• _Rows_:
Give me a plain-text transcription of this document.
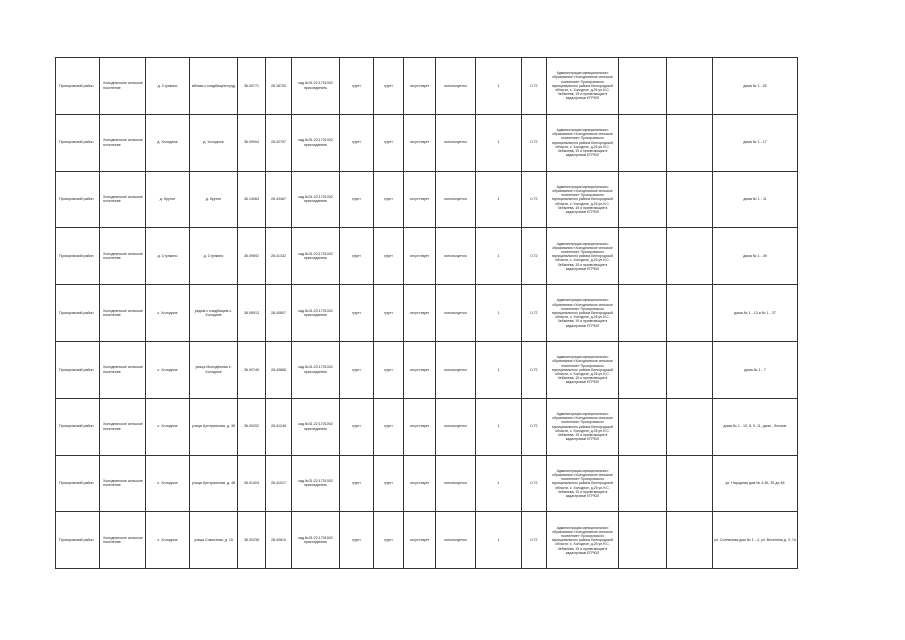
Прохоровский район	Холоднянское сельское поселение	д. Ступкино	вблизи с кладбищем пруд	36.09771	28.18700	кад.№31:22:1701002 присоединить	грунт	грунт	отсутствует	используется	1	0.72	Администрация муниципального образования «Холоднянское сельское поселение» Прохоровского муниципального района Белгородской области, с. Холодное, д.26 ул.Н.С. Чебынева, 19 и прилегающие в кадастровые ЕГРЮЛ			дома № 1 - 52
Прохоровский район	Холоднянское сельское поселение	д. Холодное	д. Холодное	36.09904	28.42797	кад.№31:22:1701002 присоединить	грунт	грунт	отсутствует	используется	1	0.72	Администрация муниципального образования «Холоднянское сельское поселение» Прохоровского муниципального района Белгородской области, с. Холодное, д.26 ул.Н.С. Чебынева, 19 и прилегающие в кадастровые ЕГРЮЛ			дома № 1 - 17
Прохоровский район	Холоднянское сельское поселение	д. Крутое	д. Крутое	36.14063	28.43467	кад.№31:22:1701002 присоединить	грунт	грунт	отсутствует	используется	1	0.72	Администрация муниципального образования «Холоднянское сельское поселение» Прохоровского муниципального района Белгородской области, с. Холодное, д.26 ул.Н.С. Чебынева, 19 и прилегающие в кадастровые ЕГРЮЛ			дома № 1 - 11
Прохоровский район	Холоднянское сельское поселение	д. Ступкино	д. Ступкино	36.09692	28.41342	кад.№31:22:1701002 присоединить	грунт	грунт	отсутствует	используется	1	0.72	Администрация муниципального образования «Холоднянское сельское поселение» Прохоровского муниципального района Белгородской области, с. Холодное, д.26 ул.Н.С. Чебынева, 19 и прилегающие в кадастровые ЕГРЮЛ			дома № 1 - 49
Прохоровский район	Холоднянское сельское поселение	с. Холодное	рядом с кладбищем с. Холодное	36.08913	28.40807	кад.№31:22:1701002 присоединить	грунт	грунт	отсутствует	используется	1	0.72	Администрация муниципального образования «Холоднянское сельское поселение» Прохоровского муниципального района Белгородской области, с. Холодное, д.26 ул.Н.С. Чебынева, 19 и прилегающие в кадастровые ЕГРЮЛ			дома № 1 - 13 и № 1 - 37
Прохоровский район	Холоднянское сельское поселение	с. Холодное	улица Молодёжная с. Холодное	36.09745	28.40866	кад.№31:22:1701002 присоединить	грунт	грунт	отсутствует	используется	1	0.72	Администрация муниципального образования «Холоднянское сельское поселение» Прохоровского муниципального района Белгородской области, с. Холодное, д.26 ул.Н.С. Чебынева, 19 и прилегающие в кадастровые ЕГРЮЛ			дома № 1 - 7
Прохоровский район	Холоднянское сельское поселение	с. Холодное	улица Центральная, д. 36	36.09202	28.41248	кад.№31:22:1701002 присоединить	грунт	грунт	отсутствует	используется	1	0.72	Администрация муниципального образования «Холоднянское сельское поселение» Прохоровского муниципального района Белгородской области, с. Холодное, д.26 ул.Н.С. Чебынева, 19 и прилегающие в кадастровые ЕГРЮЛ			дома № 1 - 10, 8, 9, 11, дачи - Лесные
Прохоровский район	Холоднянское сельское поселение	с. Холодное	улица Центральная, д. 48	36.91404	28.41017	кад.№31:22:1701002 присоединить	грунт	грунт	отсутствует	используется	1	0.72	Администрация муниципального образования «Холоднянское сельское поселение» Прохоровского муниципального района Белгородской области, с. Холодное, д.26 ул.Н.С. Чебынева, 19 и прилегающие в кадастровые ЕГРЮЛ			ул. Народная дом № 4-36, 35 до 48
Прохоровский район	Холоднянское сельское поселение	с. Холодное	улица Совхозная, д. 15	36.00238	28.40810	кад.№31:22:1701002 присоединить	грунт	грунт	отсутствует	используется	1	0.72	Администрация муниципального образования «Холоднянское сельское поселение» Прохоровского муниципального района Белгородской области, с. Холодное, д.26 ул.Н.С. Чебынева, 19 и прилегающие в кадастровые ЕГРЮЛ			ул. Солнечная дом № 1 - 4, ул. Весенняя д. 3, 7а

• _Task to carry out_: Output the records above exactly as they are, leaving out the pictures.

• _Solution to this task_:
Give me a plain-text transcription of this document.
Прохоровский район	Холоднянское сельское поселение	д. Ступкино	вблизи с кладбищем пруд	36.09771	28.18700	кад.№31:22:1701002 присоединить	грунт	грунт	отсутствует	используется	1	0.72	Администрация муниципального образования «Холоднянское сельское поселение» Прохоровского муниципального района Белгородской области, с. Холодное, д.26 ул.Н.С. Чебынева, 19 и прилегающие в кадастровые ЕГРЮЛ			дома № 1 - 52
Прохоровский район	Холоднянское сельское поселение	д. Холодное	д. Холодное	36.09904	28.42797	кад.№31:22:1701002 присоединить	грунт	грунт	отсутствует	используется	1	0.72	Администрация муниципального образования «Холоднянское сельское поселение» Прохоровского муниципального района Белгородской области, с. Холодное, д.26 ул.Н.С. Чебынева, 19 и прилегающие в кадастровые ЕГРЮЛ			дома № 1 - 17
Прохоровский район	Холоднянское сельское поселение	д. Крутое	д. Крутое	36.14063	28.43467	кад.№31:22:1701002 присоединить	грунт	грунт	отсутствует	используется	1	0.72	Администрация муниципального образования «Холоднянское сельское поселение» Прохоровского муниципального района Белгородской области, с. Холодное, д.26 ул.Н.С. Чебынева, 19 и прилегающие в кадастровые ЕГРЮЛ			дома № 1 - 11
Прохоровский район	Холоднянское сельское поселение	д. Ступкино	д. Ступкино	36.09692	28.41342	кад.№31:22:1701002 присоединить	грунт	грунт	отсутствует	используется	1	0.72	Администрация муниципального образования «Холоднянское сельское поселение» Прохоровского муниципального района Белгородской области, с. Холодное, д.26 ул.Н.С. Чебынева, 19 и прилегающие в кадастровые ЕГРЮЛ			дома № 1 - 49
Прохоровский район	Холоднянское сельское поселение	с. Холодное	рядом с кладбищем с. Холодное	36.08913	28.40807	кад.№31:22:1701002 присоединить	грунт	грунт	отсутствует	используется	1	0.72	Администрация муниципального образования «Холоднянское сельское поселение» Прохоровского муниципального района Белгородской области, с. Холодное, д.26 ул.Н.С. Чебынева, 19 и прилегающие в кадастровые ЕГРЮЛ			дома № 1 - 13 и № 1 - 37
Прохоровский район	Холоднянское сельское поселение	с. Холодное	улица Молодёжная с. Холодное	36.09745	28.40866	кад.№31:22:1701002 присоединить	грунт	грунт	отсутствует	используется	1	0.72	Администрация муниципального образования «Холоднянское сельское поселение» Прохоровского муниципального района Белгородской области, с. Холодное, д.26 ул.Н.С. Чебынева, 19 и прилегающие в кадастровые ЕГРЮЛ			дома № 1 - 7
Прохоровский район	Холоднянское сельское поселение	с. Холодное	улица Центральная, д. 36	36.09202	28.41248	кад.№31:22:1701002 присоединить	грунт	грунт	отсутствует	используется	1	0.72	Администрация муниципального образования «Холоднянское сельское поселение» Прохоровского муниципального района Белгородской области, с. Холодное, д.26 ул.Н.С. Чебынева, 19 и прилегающие в кадастровые ЕГРЮЛ			дома № 1 - 10, 8, 9, 11, дачи - Лесные
Прохоровский район	Холоднянское сельское поселение	с. Холодное	улица Центральная, д. 48	36.91404	28.41017	кад.№31:22:1701002 присоединить	грунт	грунт	отсутствует	используется	1	0.72	Администрация муниципального образования «Холоднянское сельское поселение» Прохоровского муниципального района Белгородской области, с. Холодное, д.26 ул.Н.С. Чебынева, 19 и прилегающие в кадастровые ЕГРЮЛ			ул. Народная дом № 4-36, 35 до 48
Прохоровский район	Холоднянское сельское поселение	с. Холодное	улица Совхозная, д. 15	36.00238	28.40810	кад.№31:22:1701002 присоединить	грунт	грунт	отсутствует	используется	1	0.72	Администрация муниципального образования «Холоднянское сельское поселение» Прохоровского муниципального района Белгородской области, с. Холодное, д.26 ул.Н.С. Чебынева, 19 и прилегающие в кадастровые ЕГРЮЛ			ул. Солнечная дом № 1 - 4, ул. Весенняя д. 3, 7а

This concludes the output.